◆ MATERIALS PROVIDED:
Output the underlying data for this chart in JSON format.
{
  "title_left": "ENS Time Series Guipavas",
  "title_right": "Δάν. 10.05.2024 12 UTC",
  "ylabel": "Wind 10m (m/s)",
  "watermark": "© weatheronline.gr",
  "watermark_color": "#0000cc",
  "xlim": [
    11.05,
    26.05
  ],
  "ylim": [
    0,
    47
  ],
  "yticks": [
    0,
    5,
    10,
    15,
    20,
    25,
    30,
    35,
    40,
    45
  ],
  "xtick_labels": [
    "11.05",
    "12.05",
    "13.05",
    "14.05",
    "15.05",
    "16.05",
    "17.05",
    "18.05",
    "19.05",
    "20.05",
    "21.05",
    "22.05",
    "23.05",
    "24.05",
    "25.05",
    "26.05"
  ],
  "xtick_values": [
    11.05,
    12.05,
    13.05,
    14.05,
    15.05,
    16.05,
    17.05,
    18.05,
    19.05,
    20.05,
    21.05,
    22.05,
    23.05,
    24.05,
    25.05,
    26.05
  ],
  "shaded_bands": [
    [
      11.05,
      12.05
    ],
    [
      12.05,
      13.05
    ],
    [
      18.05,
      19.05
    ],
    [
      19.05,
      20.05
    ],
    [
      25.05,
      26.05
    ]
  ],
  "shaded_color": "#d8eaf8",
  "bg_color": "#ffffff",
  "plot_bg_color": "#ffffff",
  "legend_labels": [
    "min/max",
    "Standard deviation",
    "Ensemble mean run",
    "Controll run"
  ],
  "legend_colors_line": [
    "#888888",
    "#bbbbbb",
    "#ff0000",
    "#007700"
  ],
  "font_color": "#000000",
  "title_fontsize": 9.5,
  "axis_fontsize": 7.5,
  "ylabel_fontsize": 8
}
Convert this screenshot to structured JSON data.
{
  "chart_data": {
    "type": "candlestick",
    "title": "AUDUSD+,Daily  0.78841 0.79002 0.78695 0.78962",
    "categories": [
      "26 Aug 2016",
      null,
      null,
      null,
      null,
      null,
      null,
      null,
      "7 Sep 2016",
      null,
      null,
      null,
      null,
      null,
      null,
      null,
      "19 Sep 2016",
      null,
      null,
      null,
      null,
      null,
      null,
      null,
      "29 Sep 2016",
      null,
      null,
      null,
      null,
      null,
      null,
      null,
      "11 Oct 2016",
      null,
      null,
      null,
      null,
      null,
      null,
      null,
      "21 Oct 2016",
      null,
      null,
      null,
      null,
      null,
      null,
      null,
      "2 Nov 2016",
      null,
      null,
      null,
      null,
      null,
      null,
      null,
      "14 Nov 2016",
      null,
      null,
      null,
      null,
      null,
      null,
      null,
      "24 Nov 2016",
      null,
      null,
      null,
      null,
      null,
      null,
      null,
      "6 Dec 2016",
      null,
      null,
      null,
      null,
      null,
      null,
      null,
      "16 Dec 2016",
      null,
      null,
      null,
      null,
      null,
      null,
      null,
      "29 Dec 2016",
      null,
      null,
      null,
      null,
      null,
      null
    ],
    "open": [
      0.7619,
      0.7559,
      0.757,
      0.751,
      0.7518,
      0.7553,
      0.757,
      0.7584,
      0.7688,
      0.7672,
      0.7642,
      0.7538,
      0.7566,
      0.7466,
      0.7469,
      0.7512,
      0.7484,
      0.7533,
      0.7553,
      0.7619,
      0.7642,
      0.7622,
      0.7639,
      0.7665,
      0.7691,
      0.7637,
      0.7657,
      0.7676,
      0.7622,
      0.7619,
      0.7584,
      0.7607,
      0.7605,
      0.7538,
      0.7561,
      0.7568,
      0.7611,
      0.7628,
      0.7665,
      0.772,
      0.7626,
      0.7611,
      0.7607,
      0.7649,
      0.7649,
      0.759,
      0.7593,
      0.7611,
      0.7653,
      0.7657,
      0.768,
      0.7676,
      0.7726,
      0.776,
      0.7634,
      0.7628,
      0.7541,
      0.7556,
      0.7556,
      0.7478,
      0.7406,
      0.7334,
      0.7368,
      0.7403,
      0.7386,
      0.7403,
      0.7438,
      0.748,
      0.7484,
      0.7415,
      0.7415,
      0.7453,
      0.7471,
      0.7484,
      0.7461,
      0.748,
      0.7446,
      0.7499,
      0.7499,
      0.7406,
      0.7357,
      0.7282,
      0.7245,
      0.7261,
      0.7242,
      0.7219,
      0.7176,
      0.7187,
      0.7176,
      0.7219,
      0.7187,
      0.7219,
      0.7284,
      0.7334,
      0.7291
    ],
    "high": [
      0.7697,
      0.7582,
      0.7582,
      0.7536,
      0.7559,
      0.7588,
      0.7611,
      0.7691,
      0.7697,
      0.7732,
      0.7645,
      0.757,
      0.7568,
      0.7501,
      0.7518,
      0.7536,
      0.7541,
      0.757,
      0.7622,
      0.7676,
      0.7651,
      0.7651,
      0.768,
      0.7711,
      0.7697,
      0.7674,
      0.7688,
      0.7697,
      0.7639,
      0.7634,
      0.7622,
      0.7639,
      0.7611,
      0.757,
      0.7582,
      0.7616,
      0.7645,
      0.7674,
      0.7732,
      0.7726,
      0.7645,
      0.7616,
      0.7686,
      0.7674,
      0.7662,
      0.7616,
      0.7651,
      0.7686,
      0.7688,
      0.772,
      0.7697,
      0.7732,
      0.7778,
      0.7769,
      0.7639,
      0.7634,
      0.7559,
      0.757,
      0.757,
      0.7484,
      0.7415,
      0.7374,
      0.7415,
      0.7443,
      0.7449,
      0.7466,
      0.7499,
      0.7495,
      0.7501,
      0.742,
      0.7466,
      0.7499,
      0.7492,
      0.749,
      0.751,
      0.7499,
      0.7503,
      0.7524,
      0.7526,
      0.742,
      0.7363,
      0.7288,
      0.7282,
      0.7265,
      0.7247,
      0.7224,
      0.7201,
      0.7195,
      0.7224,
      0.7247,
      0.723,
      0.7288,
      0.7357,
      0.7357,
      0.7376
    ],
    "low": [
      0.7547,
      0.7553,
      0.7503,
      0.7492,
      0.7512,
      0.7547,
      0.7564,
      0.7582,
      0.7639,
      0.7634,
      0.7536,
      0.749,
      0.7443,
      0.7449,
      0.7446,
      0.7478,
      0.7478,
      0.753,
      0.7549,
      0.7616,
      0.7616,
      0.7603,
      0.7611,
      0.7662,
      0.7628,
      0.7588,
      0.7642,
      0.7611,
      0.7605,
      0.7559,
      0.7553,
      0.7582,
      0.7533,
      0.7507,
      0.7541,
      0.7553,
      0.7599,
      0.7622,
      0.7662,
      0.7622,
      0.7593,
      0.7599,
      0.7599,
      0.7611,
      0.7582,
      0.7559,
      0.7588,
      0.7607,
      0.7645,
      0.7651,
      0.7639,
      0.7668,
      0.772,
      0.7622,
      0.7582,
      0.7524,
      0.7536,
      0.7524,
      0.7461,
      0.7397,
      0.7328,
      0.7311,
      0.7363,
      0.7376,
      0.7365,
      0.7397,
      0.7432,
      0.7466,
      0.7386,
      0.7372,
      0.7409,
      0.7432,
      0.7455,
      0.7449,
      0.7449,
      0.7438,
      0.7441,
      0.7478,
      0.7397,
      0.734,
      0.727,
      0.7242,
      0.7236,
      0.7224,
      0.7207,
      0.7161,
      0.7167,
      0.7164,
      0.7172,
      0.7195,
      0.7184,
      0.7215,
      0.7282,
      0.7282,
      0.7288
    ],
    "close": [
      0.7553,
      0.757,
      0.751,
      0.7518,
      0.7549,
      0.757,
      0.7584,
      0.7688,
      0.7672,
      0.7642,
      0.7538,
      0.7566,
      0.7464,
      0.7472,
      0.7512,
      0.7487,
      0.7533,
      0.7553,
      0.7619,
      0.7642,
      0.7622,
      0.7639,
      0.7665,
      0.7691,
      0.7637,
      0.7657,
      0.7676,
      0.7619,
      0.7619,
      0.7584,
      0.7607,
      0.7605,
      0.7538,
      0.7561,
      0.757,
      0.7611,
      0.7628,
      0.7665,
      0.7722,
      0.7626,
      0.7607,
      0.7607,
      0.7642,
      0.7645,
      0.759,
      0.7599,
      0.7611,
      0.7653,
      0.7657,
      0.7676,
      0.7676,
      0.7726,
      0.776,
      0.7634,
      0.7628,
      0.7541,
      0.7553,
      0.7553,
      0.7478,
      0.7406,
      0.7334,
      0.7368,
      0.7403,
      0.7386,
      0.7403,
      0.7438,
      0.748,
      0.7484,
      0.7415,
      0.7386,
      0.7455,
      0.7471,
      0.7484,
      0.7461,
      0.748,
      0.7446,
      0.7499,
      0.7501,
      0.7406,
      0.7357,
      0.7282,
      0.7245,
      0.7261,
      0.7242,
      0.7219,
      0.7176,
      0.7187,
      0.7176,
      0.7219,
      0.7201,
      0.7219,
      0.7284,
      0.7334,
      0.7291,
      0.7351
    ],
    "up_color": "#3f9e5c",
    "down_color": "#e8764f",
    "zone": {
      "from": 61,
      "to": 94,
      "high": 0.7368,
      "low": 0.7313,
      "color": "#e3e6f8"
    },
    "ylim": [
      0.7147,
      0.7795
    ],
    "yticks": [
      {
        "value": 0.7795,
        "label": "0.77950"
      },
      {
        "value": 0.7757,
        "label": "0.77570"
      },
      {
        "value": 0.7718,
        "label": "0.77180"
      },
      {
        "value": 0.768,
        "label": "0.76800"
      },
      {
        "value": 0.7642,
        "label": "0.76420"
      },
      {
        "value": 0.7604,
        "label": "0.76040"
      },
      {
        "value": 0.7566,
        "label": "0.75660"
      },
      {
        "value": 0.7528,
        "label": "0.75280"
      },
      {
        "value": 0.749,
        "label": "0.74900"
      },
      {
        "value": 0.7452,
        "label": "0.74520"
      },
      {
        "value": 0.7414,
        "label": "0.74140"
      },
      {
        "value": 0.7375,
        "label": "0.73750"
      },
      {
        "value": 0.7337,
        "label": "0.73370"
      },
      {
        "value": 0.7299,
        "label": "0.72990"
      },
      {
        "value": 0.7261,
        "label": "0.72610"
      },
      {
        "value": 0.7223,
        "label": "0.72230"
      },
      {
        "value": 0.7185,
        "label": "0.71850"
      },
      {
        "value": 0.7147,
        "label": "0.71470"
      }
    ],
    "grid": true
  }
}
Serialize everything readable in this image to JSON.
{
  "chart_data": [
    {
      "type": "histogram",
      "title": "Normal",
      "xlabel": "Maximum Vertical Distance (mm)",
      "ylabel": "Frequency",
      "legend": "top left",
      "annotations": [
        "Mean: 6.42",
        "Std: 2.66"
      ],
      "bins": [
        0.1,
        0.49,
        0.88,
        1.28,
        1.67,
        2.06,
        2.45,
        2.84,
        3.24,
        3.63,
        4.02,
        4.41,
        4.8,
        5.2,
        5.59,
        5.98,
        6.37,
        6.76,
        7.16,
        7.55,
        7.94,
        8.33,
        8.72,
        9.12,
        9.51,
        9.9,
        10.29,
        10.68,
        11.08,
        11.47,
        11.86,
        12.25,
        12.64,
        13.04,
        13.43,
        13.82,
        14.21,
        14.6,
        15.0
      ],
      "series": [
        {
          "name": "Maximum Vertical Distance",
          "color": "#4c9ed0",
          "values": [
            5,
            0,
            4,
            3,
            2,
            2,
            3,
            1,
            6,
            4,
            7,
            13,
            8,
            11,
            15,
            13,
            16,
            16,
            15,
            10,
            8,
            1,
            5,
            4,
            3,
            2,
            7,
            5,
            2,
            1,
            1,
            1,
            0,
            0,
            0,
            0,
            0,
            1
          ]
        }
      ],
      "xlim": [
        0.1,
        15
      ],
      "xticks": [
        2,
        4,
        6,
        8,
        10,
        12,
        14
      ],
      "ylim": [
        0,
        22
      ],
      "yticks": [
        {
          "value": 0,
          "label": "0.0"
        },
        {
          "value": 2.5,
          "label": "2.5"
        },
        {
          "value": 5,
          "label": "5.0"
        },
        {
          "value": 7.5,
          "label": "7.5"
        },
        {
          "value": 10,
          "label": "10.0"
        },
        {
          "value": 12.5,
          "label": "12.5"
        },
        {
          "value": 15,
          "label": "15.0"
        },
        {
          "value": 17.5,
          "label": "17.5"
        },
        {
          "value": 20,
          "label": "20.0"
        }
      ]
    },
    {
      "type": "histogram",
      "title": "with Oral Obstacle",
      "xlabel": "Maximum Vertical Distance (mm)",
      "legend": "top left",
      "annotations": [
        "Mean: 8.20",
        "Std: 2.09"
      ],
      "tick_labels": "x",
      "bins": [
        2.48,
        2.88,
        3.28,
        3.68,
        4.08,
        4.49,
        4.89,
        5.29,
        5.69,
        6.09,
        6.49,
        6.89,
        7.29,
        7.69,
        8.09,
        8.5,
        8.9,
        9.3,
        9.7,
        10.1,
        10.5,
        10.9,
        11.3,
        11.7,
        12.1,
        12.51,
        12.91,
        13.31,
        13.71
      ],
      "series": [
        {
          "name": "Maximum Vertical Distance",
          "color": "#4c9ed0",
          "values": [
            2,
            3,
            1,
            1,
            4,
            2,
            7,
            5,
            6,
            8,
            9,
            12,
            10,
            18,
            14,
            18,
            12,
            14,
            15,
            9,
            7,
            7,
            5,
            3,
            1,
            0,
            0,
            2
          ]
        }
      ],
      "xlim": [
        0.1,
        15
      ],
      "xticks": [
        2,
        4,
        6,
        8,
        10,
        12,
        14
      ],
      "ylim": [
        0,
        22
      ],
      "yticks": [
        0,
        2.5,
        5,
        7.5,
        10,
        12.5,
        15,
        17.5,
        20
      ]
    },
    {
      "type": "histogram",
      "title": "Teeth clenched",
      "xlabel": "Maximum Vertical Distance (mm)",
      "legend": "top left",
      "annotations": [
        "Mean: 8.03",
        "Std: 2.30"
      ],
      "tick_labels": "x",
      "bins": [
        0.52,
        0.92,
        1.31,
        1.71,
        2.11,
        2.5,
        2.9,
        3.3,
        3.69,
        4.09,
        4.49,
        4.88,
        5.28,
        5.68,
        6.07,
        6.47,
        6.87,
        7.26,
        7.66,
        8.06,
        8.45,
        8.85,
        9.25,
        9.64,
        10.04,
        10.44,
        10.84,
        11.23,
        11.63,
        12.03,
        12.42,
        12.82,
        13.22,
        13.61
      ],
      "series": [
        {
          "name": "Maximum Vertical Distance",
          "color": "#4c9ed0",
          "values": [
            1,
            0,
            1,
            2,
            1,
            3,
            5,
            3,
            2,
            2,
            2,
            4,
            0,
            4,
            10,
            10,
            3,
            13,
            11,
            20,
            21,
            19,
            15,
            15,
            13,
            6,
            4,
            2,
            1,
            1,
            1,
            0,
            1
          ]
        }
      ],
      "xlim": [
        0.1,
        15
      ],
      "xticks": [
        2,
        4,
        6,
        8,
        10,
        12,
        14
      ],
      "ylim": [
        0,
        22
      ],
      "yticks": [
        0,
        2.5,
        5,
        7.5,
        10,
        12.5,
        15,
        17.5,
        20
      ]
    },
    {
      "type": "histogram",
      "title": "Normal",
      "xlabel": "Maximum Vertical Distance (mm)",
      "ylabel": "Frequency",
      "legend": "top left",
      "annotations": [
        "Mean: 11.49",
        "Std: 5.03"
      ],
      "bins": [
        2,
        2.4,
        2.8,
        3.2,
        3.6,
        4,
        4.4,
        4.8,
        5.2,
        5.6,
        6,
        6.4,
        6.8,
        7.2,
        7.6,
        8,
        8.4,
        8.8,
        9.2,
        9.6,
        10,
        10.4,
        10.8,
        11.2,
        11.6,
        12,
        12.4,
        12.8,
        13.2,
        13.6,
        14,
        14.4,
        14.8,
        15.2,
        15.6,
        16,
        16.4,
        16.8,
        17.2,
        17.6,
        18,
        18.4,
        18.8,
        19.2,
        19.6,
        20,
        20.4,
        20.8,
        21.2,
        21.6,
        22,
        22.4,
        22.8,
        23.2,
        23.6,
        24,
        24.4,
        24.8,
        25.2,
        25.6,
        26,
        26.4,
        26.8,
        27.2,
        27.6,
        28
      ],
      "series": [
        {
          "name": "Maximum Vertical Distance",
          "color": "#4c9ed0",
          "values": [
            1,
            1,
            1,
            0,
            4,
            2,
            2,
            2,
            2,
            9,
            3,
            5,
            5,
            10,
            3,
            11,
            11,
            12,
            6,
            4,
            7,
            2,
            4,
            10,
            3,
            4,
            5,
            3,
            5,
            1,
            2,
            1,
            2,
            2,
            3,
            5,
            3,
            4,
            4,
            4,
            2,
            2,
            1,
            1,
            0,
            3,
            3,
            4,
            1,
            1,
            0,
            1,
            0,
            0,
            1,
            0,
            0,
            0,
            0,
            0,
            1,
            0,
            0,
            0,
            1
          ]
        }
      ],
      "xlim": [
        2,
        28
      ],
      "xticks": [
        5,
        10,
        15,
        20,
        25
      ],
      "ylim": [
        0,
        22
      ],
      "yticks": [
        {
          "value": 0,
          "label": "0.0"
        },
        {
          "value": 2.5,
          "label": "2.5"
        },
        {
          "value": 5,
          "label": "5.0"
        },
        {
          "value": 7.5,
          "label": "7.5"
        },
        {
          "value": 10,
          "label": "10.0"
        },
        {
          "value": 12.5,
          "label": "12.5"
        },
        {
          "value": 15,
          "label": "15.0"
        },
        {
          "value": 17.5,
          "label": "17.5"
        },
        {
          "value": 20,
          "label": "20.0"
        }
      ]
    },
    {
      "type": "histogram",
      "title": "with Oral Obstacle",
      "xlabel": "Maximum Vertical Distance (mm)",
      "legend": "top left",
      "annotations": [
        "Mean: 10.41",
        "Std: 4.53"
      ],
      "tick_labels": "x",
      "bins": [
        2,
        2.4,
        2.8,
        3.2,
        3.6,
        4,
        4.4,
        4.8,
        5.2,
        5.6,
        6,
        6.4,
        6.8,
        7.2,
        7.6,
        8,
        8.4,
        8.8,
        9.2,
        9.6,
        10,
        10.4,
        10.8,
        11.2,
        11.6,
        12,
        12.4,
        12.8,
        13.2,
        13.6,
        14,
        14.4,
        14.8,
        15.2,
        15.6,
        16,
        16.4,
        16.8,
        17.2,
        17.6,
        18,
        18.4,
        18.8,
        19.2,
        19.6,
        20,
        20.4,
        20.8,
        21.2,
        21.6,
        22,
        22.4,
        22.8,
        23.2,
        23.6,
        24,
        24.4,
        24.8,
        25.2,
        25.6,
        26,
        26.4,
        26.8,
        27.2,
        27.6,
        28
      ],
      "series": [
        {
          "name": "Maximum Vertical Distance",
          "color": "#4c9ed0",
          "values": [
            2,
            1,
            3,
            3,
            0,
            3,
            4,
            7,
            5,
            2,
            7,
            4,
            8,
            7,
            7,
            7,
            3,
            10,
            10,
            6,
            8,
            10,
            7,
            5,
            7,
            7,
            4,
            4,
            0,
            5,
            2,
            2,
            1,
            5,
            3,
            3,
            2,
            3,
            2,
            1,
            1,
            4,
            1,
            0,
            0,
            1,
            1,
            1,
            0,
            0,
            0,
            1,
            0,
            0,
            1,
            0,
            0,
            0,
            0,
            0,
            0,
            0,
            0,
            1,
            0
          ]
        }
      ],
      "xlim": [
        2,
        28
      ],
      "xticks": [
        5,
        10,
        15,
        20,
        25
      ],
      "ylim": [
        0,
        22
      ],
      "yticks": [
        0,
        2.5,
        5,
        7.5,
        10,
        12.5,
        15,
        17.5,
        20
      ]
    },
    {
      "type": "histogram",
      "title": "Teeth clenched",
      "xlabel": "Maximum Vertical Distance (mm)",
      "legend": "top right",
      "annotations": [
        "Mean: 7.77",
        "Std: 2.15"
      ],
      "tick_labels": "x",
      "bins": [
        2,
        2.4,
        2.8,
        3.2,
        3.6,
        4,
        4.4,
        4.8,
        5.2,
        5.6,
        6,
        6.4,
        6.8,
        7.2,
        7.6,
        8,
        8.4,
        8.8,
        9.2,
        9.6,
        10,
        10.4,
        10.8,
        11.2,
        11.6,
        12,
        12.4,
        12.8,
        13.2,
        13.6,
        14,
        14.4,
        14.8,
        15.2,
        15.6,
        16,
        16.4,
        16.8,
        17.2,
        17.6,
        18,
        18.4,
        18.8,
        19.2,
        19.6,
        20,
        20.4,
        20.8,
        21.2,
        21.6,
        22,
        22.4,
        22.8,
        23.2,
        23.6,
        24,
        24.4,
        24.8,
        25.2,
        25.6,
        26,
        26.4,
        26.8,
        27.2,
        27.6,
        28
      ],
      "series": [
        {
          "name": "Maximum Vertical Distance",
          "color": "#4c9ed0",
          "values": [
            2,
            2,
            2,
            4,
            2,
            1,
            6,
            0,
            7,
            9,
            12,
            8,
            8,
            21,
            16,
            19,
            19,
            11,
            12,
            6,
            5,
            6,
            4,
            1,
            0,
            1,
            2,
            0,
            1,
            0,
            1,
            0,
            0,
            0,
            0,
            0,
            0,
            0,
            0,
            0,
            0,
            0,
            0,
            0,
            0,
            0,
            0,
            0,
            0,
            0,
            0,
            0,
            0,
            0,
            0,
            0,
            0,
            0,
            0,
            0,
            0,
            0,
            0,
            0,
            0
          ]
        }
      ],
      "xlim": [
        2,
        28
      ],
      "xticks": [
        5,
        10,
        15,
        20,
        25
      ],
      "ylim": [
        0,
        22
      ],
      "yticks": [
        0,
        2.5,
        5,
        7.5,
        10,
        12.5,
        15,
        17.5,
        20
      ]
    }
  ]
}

◆ SHORT TASK:
Which lines include the word "ffffff"? Copy every one of them.

◆ RESPONSE FOR THIS EXERCISE:
  "bg_color": "#ffffff",
  "plot_bg_color": "#ffffff",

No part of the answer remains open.